§ **THE TASK**
Make an exact copy of all the entries, but do not reproduce the pictures.

[BEGIN EXTRACTED RECORDS]

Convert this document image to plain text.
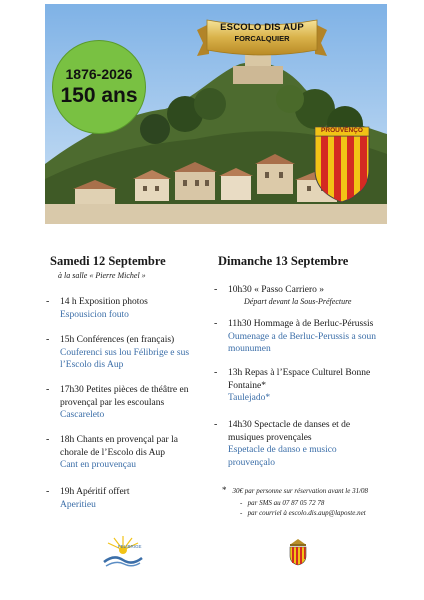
1876-2026
150 ans
ESCOLO DIS AUP
FORCALQUIER
PROUVÈNÇO
Samedi 12 Septembre
à la salle « Pierre Michel »
- 14 h Exposition photos
Espousicion fouto
- 15h Conférences (en français)
Couferenci sus lou Félibrige e sus l’Escolo dis Aup
- 17h30 Petites pièces de théâtre en provençal par les escoulans
Cascareleto
- 18h Chants en provençal par la chorale de l’Escolo dis Aup
Cant en prouvençau
- 19h Apéritif offert
Aperitieu
Dimanche 13 Septembre
- 10h30 « Passo Carriero »
Départ devant la Sous-Préfecture
- 11h30 Hommage à de Berluc-Pérussis
Oumenage a de Berluc-Perussis a soun mounumen
- 13h Repas à l’Espace Culturel Bonne Fontaine*
Taulejado*
- 14h30 Spectacle de danses et de musiques provençales
Espetacle de danso e musico prouvençalo
* 30€ par personne sur réservation avant le 31/08
-   par SMS au 07 87 05 72 78
-   par courriel à escolo.dis.aup@laposte.net
FELIBRIGE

[END EXTRACTED RECORDS]

§ **EXERCISE SOLUTION**
Convert this document image to plain text.
1876-2026
150 ans
ESCOLO DIS AUP
FORCALQUIER
PROUVÈNÇO
Samedi 12 Septembre
à la salle « Pierre Michel »
- 14 h Exposition photos
Espousicion fouto
- 15h Conférences (en français)
Couferenci sus lou Félibrige e sus l’Escolo dis Aup
- 17h30 Petites pièces de théâtre en provençal par les escoulans
Cascareleto
- 18h Chants en provençal par la chorale de l’Escolo dis Aup
Cant en prouvençau
- 19h Apéritif offert
Aperitieu
Dimanche 13 Septembre
- 10h30 « Passo Carriero »
Départ devant la Sous-Préfecture
- 11h30 Hommage à de Berluc-Pérussis
Oumenage a de Berluc-Perussis a soun mounumen
- 13h Repas à l’Espace Culturel Bonne Fontaine*
Taulejado*
- 14h30 Spectacle de danses et de musiques provençales
Espetacle de danso e musico prouvençalo
* 30€ par personne sur réservation avant le 31/08
-   par SMS au 07 87 05 72 78
-   par courriel à escolo.dis.aup@laposte.net
FELIBRIGE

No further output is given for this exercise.